(Figure contents as structured data)
'''
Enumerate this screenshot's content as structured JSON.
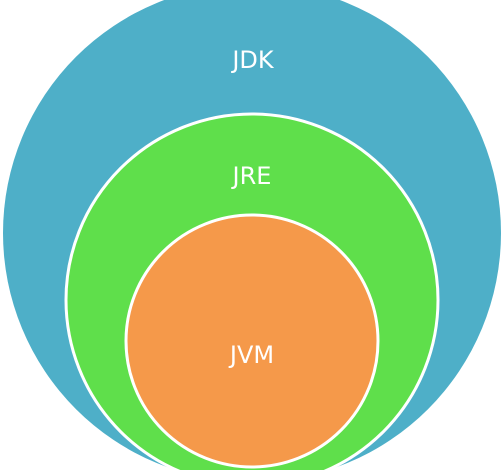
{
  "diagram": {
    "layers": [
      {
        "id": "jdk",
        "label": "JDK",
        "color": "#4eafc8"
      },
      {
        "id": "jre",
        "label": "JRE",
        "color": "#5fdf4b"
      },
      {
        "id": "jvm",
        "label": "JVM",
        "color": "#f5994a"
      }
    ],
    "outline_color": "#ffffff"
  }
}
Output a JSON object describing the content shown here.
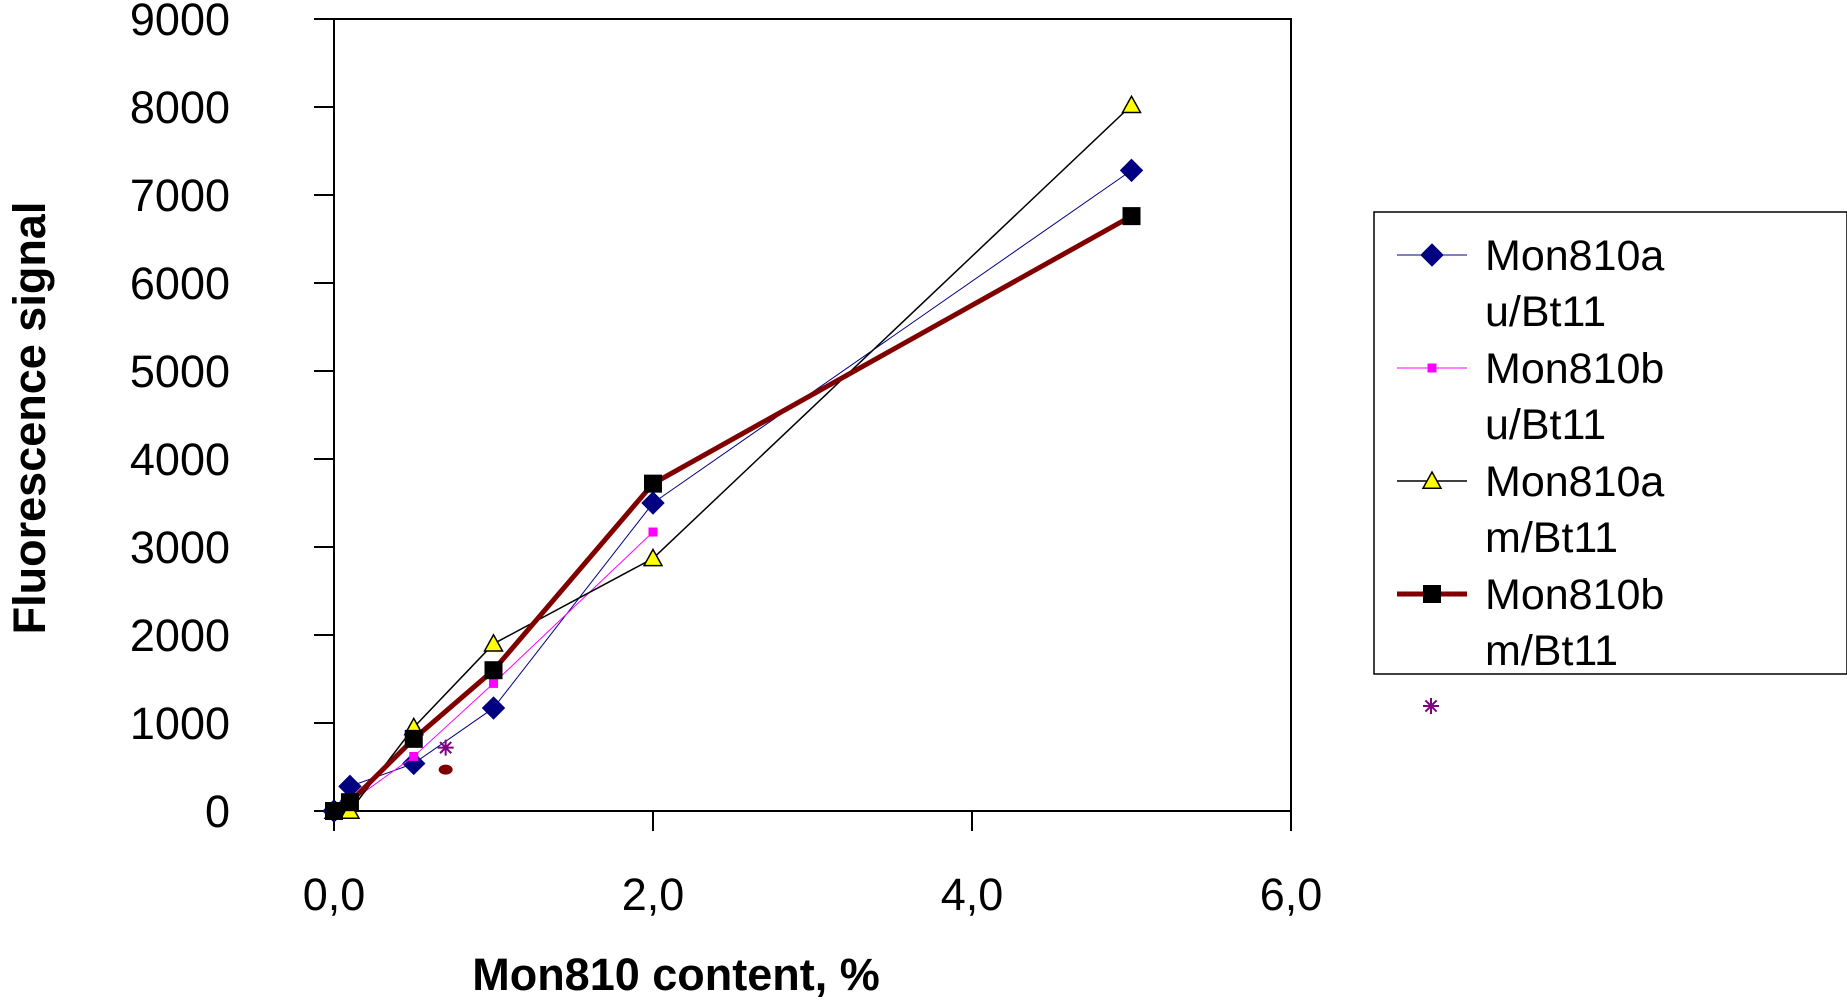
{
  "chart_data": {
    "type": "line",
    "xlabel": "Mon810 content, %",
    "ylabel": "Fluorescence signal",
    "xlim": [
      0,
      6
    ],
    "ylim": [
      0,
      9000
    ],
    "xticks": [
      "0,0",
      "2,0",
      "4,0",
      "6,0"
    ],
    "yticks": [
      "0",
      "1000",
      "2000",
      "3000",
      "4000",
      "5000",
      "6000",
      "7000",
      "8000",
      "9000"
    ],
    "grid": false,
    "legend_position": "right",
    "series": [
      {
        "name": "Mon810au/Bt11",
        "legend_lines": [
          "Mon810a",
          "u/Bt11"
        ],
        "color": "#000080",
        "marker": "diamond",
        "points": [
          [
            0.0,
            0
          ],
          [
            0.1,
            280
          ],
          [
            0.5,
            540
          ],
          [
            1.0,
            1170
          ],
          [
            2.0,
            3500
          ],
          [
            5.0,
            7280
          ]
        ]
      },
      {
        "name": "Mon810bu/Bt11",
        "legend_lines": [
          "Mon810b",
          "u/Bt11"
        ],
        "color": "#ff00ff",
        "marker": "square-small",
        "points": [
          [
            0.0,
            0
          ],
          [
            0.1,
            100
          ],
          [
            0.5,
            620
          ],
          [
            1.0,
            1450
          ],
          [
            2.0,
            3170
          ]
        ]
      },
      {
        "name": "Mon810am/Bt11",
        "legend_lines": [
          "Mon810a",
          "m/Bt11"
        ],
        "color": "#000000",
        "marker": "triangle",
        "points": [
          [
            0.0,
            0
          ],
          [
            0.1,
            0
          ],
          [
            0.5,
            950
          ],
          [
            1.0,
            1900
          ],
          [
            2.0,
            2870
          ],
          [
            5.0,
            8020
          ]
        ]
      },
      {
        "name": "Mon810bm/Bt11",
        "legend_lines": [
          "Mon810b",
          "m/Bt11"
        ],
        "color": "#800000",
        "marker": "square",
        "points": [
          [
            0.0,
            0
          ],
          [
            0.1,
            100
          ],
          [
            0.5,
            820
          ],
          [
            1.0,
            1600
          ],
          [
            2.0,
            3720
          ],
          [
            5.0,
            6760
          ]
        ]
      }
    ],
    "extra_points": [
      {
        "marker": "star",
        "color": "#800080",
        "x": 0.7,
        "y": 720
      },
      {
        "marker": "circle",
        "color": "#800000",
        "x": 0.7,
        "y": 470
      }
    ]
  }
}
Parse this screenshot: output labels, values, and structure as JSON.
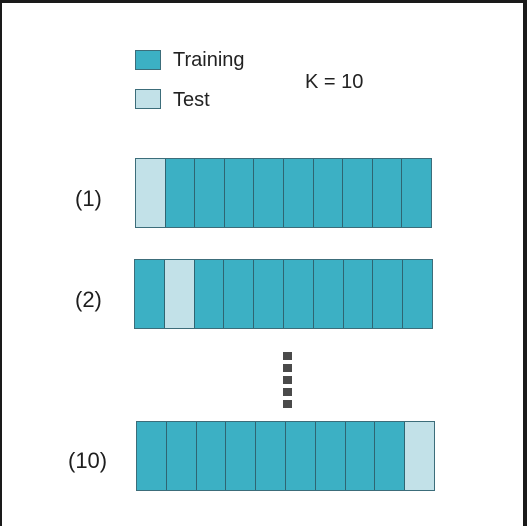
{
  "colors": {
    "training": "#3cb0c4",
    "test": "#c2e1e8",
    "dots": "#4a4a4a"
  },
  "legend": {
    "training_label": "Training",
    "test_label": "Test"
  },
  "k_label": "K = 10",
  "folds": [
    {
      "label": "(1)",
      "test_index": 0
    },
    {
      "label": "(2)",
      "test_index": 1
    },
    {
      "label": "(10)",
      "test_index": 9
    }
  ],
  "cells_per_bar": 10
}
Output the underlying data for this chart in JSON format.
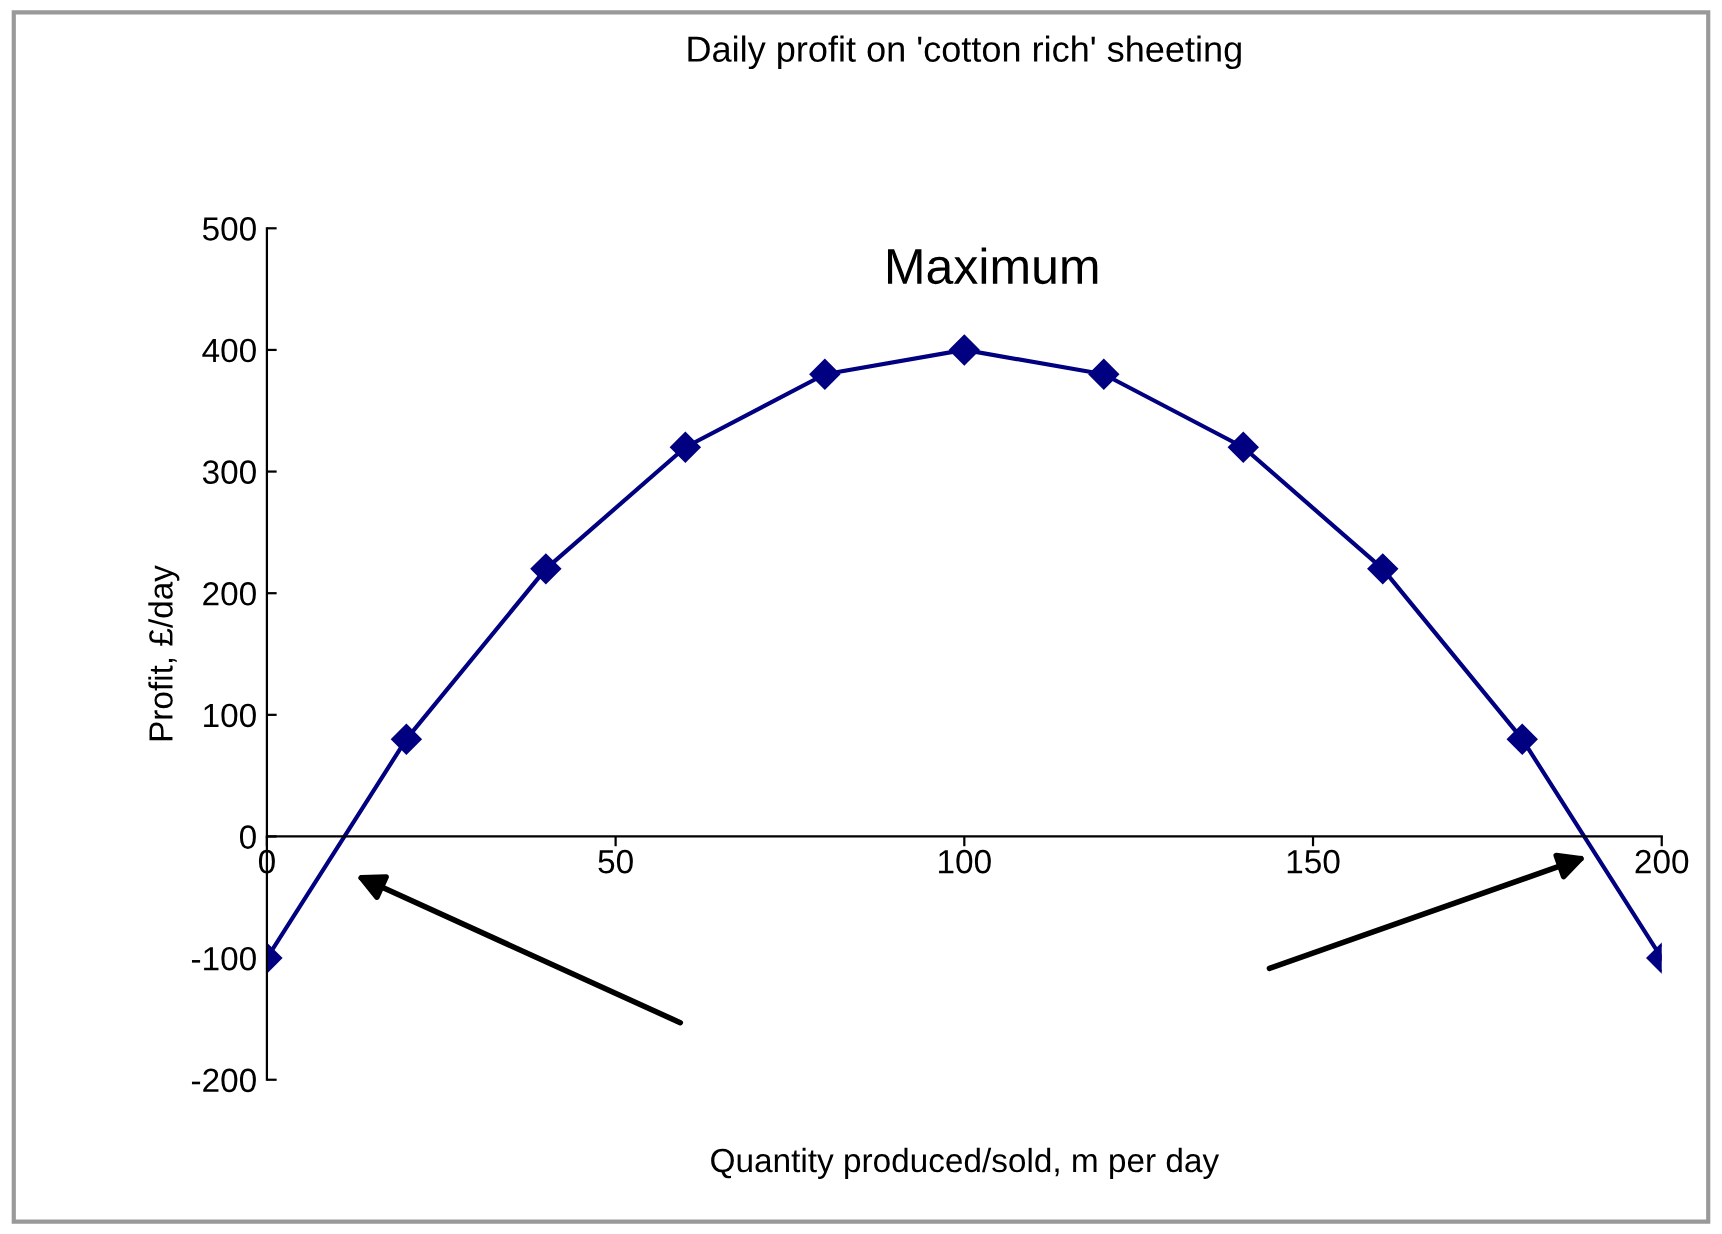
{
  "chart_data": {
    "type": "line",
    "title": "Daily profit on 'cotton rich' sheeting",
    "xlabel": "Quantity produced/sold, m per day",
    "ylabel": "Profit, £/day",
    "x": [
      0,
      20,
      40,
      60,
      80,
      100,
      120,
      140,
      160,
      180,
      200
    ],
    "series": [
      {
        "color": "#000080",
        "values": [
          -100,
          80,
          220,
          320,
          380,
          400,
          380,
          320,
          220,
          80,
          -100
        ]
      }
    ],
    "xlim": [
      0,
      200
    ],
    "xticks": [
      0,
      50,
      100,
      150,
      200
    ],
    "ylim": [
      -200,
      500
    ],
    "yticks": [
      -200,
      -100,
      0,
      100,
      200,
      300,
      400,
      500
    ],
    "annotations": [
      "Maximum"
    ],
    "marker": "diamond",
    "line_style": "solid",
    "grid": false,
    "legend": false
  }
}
'''
EXERCISE BRIEF
Replicate the material above verbatim; images stay out of the copy.

EXERCISE RESPONSE
Enumerate this screenshot's content as structured JSON.
{
  "diagram": {
    "layers": [
      {
        "id": "jdk",
        "label": "JDK",
        "color": "#4eafc8"
      },
      {
        "id": "jre",
        "label": "JRE",
        "color": "#5fdf4b"
      },
      {
        "id": "jvm",
        "label": "JVM",
        "color": "#f5994a"
      }
    ],
    "outline_color": "#ffffff"
  }
}
Output a JSON object describing the content shown here.
{
  "chart_data": {
    "type": "line",
    "xlabel": "Mon810 content, %",
    "ylabel": "Fluorescence signal",
    "xlim": [
      0,
      6
    ],
    "ylim": [
      0,
      9000
    ],
    "xticks": [
      "0,0",
      "2,0",
      "4,0",
      "6,0"
    ],
    "yticks": [
      "0",
      "1000",
      "2000",
      "3000",
      "4000",
      "5000",
      "6000",
      "7000",
      "8000",
      "9000"
    ],
    "grid": false,
    "legend_position": "right",
    "series": [
      {
        "name": "Mon810au/Bt11",
        "legend_lines": [
          "Mon810a",
          "u/Bt11"
        ],
        "color": "#000080",
        "marker": "diamond",
        "points": [
          [
            0.0,
            0
          ],
          [
            0.1,
            280
          ],
          [
            0.5,
            540
          ],
          [
            1.0,
            1170
          ],
          [
            2.0,
            3500
          ],
          [
            5.0,
            7280
          ]
        ]
      },
      {
        "name": "Mon810bu/Bt11",
        "legend_lines": [
          "Mon810b",
          "u/Bt11"
        ],
        "color": "#ff00ff",
        "marker": "square-small",
        "points": [
          [
            0.0,
            0
          ],
          [
            0.1,
            100
          ],
          [
            0.5,
            620
          ],
          [
            1.0,
            1450
          ],
          [
            2.0,
            3170
          ]
        ]
      },
      {
        "name": "Mon810am/Bt11",
        "legend_lines": [
          "Mon810a",
          "m/Bt11"
        ],
        "color": "#000000",
        "marker": "triangle",
        "points": [
          [
            0.0,
            0
          ],
          [
            0.1,
            0
          ],
          [
            0.5,
            950
          ],
          [
            1.0,
            1900
          ],
          [
            2.0,
            2870
          ],
          [
            5.0,
            8020
          ]
        ]
      },
      {
        "name": "Mon810bm/Bt11",
        "legend_lines": [
          "Mon810b",
          "m/Bt11"
        ],
        "color": "#800000",
        "marker": "square",
        "points": [
          [
            0.0,
            0
          ],
          [
            0.1,
            100
          ],
          [
            0.5,
            820
          ],
          [
            1.0,
            1600
          ],
          [
            2.0,
            3720
          ],
          [
            5.0,
            6760
          ]
        ]
      }
    ],
    "extra_points": [
      {
        "marker": "star",
        "color": "#800080",
        "x": 0.7,
        "y": 720
      },
      {
        "marker": "circle",
        "color": "#800000",
        "x": 0.7,
        "y": 470
      }
    ]
  }
}
Parse this screenshot: output labels, values, and structure as JSON.
{
  "colors": {
    "training": "#3cb0c4",
    "test": "#c2e1e8",
    "dots": "#4a4a4a"
  },
  "legend": {
    "training_label": "Training",
    "test_label": "Test"
  },
  "k_label": "K = 10",
  "folds": [
    {
      "label": "(1)",
      "test_index": 0
    },
    {
      "label": "(2)",
      "test_index": 1
    },
    {
      "label": "(10)",
      "test_index": 9
    }
  ],
  "cells_per_bar": 10
}
Output the underlying data for this chart in JSON format.
{
  "chart_data": {
    "type": "line",
    "title": "Daily profit on 'cotton rich' sheeting",
    "xlabel": "Quantity produced/sold, m per day",
    "ylabel": "Profit, £/day",
    "x": [
      0,
      20,
      40,
      60,
      80,
      100,
      120,
      140,
      160,
      180,
      200
    ],
    "series": [
      {
        "color": "#000080",
        "values": [
          -100,
          80,
          220,
          320,
          380,
          400,
          380,
          320,
          220,
          80,
          -100
        ]
      }
    ],
    "xlim": [
      0,
      200
    ],
    "xticks": [
      0,
      50,
      100,
      150,
      200
    ],
    "ylim": [
      -200,
      500
    ],
    "yticks": [
      -200,
      -100,
      0,
      100,
      200,
      300,
      400,
      500
    ],
    "annotations": [
      "Maximum"
    ],
    "marker": "diamond",
    "line_style": "solid",
    "grid": false,
    "legend": false
  }
}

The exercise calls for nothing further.